**Supplied material:**

.....

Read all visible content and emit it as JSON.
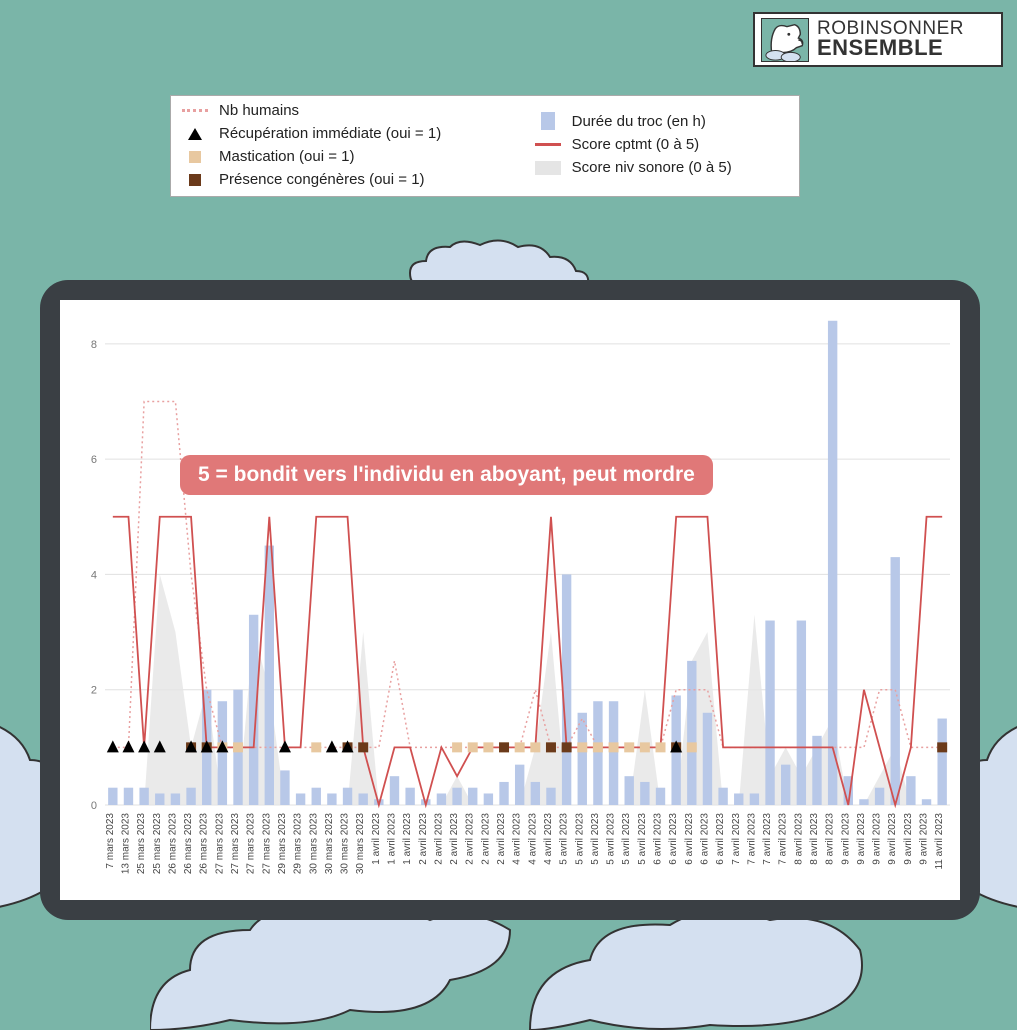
{
  "logo": {
    "top": "ROBINSONNER",
    "bottom": "ENSEMBLE"
  },
  "legend": {
    "nb_humains": "Nb humains",
    "recup": "Récupération immédiate (oui = 1)",
    "mastication": "Mastication (oui = 1)",
    "congeneres": "Présence congénères (oui = 1)",
    "duree": "Durée du troc (en h)",
    "score_cptmt": "Score cptmt (0 à 5)",
    "score_sonore": "Score niv sonore (0 à 5)"
  },
  "annotation": "5 = bondit vers l'individu en aboyant, peut mordre",
  "chart": {
    "type": "combo",
    "background_color": "#ffffff",
    "grid_color": "#e0e0e0",
    "ylim": [
      0,
      8.5
    ],
    "yticks": [
      0,
      2,
      4,
      6,
      8
    ],
    "ytick_fontsize": 11,
    "xlabel_fontsize": 10,
    "xlabel_rotation": -90,
    "colors": {
      "bars": "#b8c8e8",
      "score_line": "#d05050",
      "dotted_line": "#e8a0a0",
      "area": "#e5e5e5",
      "triangle": "#000000",
      "tan_square": "#e8c8a0",
      "brown_square": "#6b3a1a"
    },
    "x_labels": [
      "7 mars 2023",
      "13 mars 2023",
      "25 mars 2023",
      "25 mars 2023",
      "26 mars 2023",
      "26 mars 2023",
      "26 mars 2023",
      "27 mars 2023",
      "27 mars 2023",
      "27 mars 2023",
      "27 mars 2023",
      "29 mars 2023",
      "29 mars 2023",
      "30 mars 2023",
      "30 mars 2023",
      "30 mars 2023",
      "30 mars 2023",
      "1 avril 2023",
      "1 avril 2023",
      "1 avril 2023",
      "2 avril 2023",
      "2 avril 2023",
      "2 avril 2023",
      "2 avril 2023",
      "2 avril 2023",
      "2 avril 2023",
      "4 avril 2023",
      "4 avril 2023",
      "4 avril 2023",
      "5 avril 2023",
      "5 avril 2023",
      "5 avril 2023",
      "5 avril 2023",
      "5 avril 2023",
      "5 avril 2023",
      "6 avril 2023",
      "6 avril 2023",
      "6 avril 2023",
      "6 avril 2023",
      "6 avril 2023",
      "7 avril 2023",
      "7 avril 2023",
      "7 avril 2023",
      "7 avril 2023",
      "8 avril 2023",
      "8 avril 2023",
      "8 avril 2023",
      "9 avril 2023",
      "9 avril 2023",
      "9 avril 2023",
      "9 avril 2023",
      "9 avril 2023",
      "9 avril 2023",
      "11 avril 2023"
    ],
    "bars_duree": [
      0.3,
      0.3,
      0.3,
      0.2,
      0.2,
      0.3,
      2.0,
      1.8,
      2.0,
      3.3,
      4.5,
      0.6,
      0.2,
      0.3,
      0.2,
      0.3,
      0.2,
      0.1,
      0.5,
      0.3,
      0.1,
      0.2,
      0.3,
      0.3,
      0.2,
      0.4,
      0.7,
      0.4,
      0.3,
      4.0,
      1.6,
      1.8,
      1.8,
      0.5,
      0.4,
      0.3,
      1.9,
      2.5,
      1.6,
      0.3,
      0.2,
      0.2,
      3.2,
      0.7,
      3.2,
      1.2,
      8.4,
      0.5,
      0.1,
      0.3,
      4.3,
      0.5,
      0.1,
      1.5
    ],
    "score_cptmt": [
      5,
      5,
      1,
      5,
      5,
      5,
      1,
      1,
      1,
      1,
      5,
      1,
      1,
      5,
      5,
      5,
      1,
      0,
      1,
      1,
      0,
      1,
      0.5,
      1,
      1,
      1,
      1,
      1,
      5,
      1,
      1,
      1,
      1,
      1,
      1,
      1,
      5,
      5,
      5,
      1,
      1,
      1,
      1,
      1,
      1,
      1,
      1,
      0,
      2,
      1,
      0,
      1,
      5,
      5
    ],
    "nb_humains_dotted": [
      1,
      1,
      7,
      7,
      7,
      4,
      2,
      1,
      1,
      1,
      1,
      1,
      1,
      1,
      1,
      1,
      1,
      1,
      2.5,
      1,
      1,
      1,
      1,
      1,
      1,
      1,
      1,
      2,
      1,
      1,
      1.5,
      1,
      1,
      1,
      1,
      1,
      2,
      2,
      2,
      1,
      1,
      1,
      1,
      1,
      1,
      1,
      1,
      1,
      1,
      2,
      2,
      1,
      1,
      1
    ],
    "score_sonore_area": [
      0,
      0,
      0,
      4,
      3,
      1,
      2,
      0,
      0,
      3,
      2,
      0,
      0,
      0,
      0,
      0,
      3,
      0,
      0,
      0,
      0,
      0,
      0.5,
      0,
      0,
      0,
      0,
      1,
      3,
      0,
      0,
      0,
      0,
      0,
      2,
      0,
      0,
      2.5,
      3,
      0,
      0,
      3.3,
      0.5,
      1,
      0.5,
      1,
      1.5,
      0,
      0,
      0.5,
      1,
      0,
      0,
      0
    ],
    "triangles_x": [
      0,
      1,
      2,
      3,
      5,
      6,
      7,
      11,
      14,
      15,
      36
    ],
    "tan_squares_x": [
      6,
      7,
      8,
      13,
      22,
      23,
      24,
      25,
      26,
      27,
      28,
      30,
      31,
      32,
      33,
      34,
      35,
      36,
      37
    ],
    "brown_squares_x": [
      5,
      6,
      15,
      16,
      25,
      28,
      29,
      36,
      53
    ]
  }
}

.....

**Short task:** Skip the pictures and transcribe the rest of the records exactly.

**Response:**
Read all visible content and emit it as JSON.
{
  "logo": {
    "top": "ROBINSONNER",
    "bottom": "ENSEMBLE"
  },
  "legend": {
    "nb_humains": "Nb humains",
    "recup": "Récupération immédiate (oui = 1)",
    "mastication": "Mastication (oui = 1)",
    "congeneres": "Présence congénères (oui = 1)",
    "duree": "Durée du troc (en h)",
    "score_cptmt": "Score cptmt (0 à 5)",
    "score_sonore": "Score niv sonore (0 à 5)"
  },
  "annotation": "5 = bondit vers l'individu en aboyant, peut mordre",
  "chart": {
    "type": "combo",
    "background_color": "#ffffff",
    "grid_color": "#e0e0e0",
    "ylim": [
      0,
      8.5
    ],
    "yticks": [
      0,
      2,
      4,
      6,
      8
    ],
    "ytick_fontsize": 11,
    "xlabel_fontsize": 10,
    "xlabel_rotation": -90,
    "colors": {
      "bars": "#b8c8e8",
      "score_line": "#d05050",
      "dotted_line": "#e8a0a0",
      "area": "#e5e5e5",
      "triangle": "#000000",
      "tan_square": "#e8c8a0",
      "brown_square": "#6b3a1a"
    },
    "x_labels": [
      "7 mars 2023",
      "13 mars 2023",
      "25 mars 2023",
      "25 mars 2023",
      "26 mars 2023",
      "26 mars 2023",
      "26 mars 2023",
      "27 mars 2023",
      "27 mars 2023",
      "27 mars 2023",
      "27 mars 2023",
      "29 mars 2023",
      "29 mars 2023",
      "30 mars 2023",
      "30 mars 2023",
      "30 mars 2023",
      "30 mars 2023",
      "1 avril 2023",
      "1 avril 2023",
      "1 avril 2023",
      "2 avril 2023",
      "2 avril 2023",
      "2 avril 2023",
      "2 avril 2023",
      "2 avril 2023",
      "2 avril 2023",
      "4 avril 2023",
      "4 avril 2023",
      "4 avril 2023",
      "5 avril 2023",
      "5 avril 2023",
      "5 avril 2023",
      "5 avril 2023",
      "5 avril 2023",
      "5 avril 2023",
      "6 avril 2023",
      "6 avril 2023",
      "6 avril 2023",
      "6 avril 2023",
      "6 avril 2023",
      "7 avril 2023",
      "7 avril 2023",
      "7 avril 2023",
      "7 avril 2023",
      "8 avril 2023",
      "8 avril 2023",
      "8 avril 2023",
      "9 avril 2023",
      "9 avril 2023",
      "9 avril 2023",
      "9 avril 2023",
      "9 avril 2023",
      "9 avril 2023",
      "11 avril 2023"
    ],
    "bars_duree": [
      0.3,
      0.3,
      0.3,
      0.2,
      0.2,
      0.3,
      2.0,
      1.8,
      2.0,
      3.3,
      4.5,
      0.6,
      0.2,
      0.3,
      0.2,
      0.3,
      0.2,
      0.1,
      0.5,
      0.3,
      0.1,
      0.2,
      0.3,
      0.3,
      0.2,
      0.4,
      0.7,
      0.4,
      0.3,
      4.0,
      1.6,
      1.8,
      1.8,
      0.5,
      0.4,
      0.3,
      1.9,
      2.5,
      1.6,
      0.3,
      0.2,
      0.2,
      3.2,
      0.7,
      3.2,
      1.2,
      8.4,
      0.5,
      0.1,
      0.3,
      4.3,
      0.5,
      0.1,
      1.5
    ],
    "score_cptmt": [
      5,
      5,
      1,
      5,
      5,
      5,
      1,
      1,
      1,
      1,
      5,
      1,
      1,
      5,
      5,
      5,
      1,
      0,
      1,
      1,
      0,
      1,
      0.5,
      1,
      1,
      1,
      1,
      1,
      5,
      1,
      1,
      1,
      1,
      1,
      1,
      1,
      5,
      5,
      5,
      1,
      1,
      1,
      1,
      1,
      1,
      1,
      1,
      0,
      2,
      1,
      0,
      1,
      5,
      5
    ],
    "nb_humains_dotted": [
      1,
      1,
      7,
      7,
      7,
      4,
      2,
      1,
      1,
      1,
      1,
      1,
      1,
      1,
      1,
      1,
      1,
      1,
      2.5,
      1,
      1,
      1,
      1,
      1,
      1,
      1,
      1,
      2,
      1,
      1,
      1.5,
      1,
      1,
      1,
      1,
      1,
      2,
      2,
      2,
      1,
      1,
      1,
      1,
      1,
      1,
      1,
      1,
      1,
      1,
      2,
      2,
      1,
      1,
      1
    ],
    "score_sonore_area": [
      0,
      0,
      0,
      4,
      3,
      1,
      2,
      0,
      0,
      3,
      2,
      0,
      0,
      0,
      0,
      0,
      3,
      0,
      0,
      0,
      0,
      0,
      0.5,
      0,
      0,
      0,
      0,
      1,
      3,
      0,
      0,
      0,
      0,
      0,
      2,
      0,
      0,
      2.5,
      3,
      0,
      0,
      3.3,
      0.5,
      1,
      0.5,
      1,
      1.5,
      0,
      0,
      0.5,
      1,
      0,
      0,
      0
    ],
    "triangles_x": [
      0,
      1,
      2,
      3,
      5,
      6,
      7,
      11,
      14,
      15,
      36
    ],
    "tan_squares_x": [
      6,
      7,
      8,
      13,
      22,
      23,
      24,
      25,
      26,
      27,
      28,
      30,
      31,
      32,
      33,
      34,
      35,
      36,
      37
    ],
    "brown_squares_x": [
      5,
      6,
      15,
      16,
      25,
      28,
      29,
      36,
      53
    ]
  }
}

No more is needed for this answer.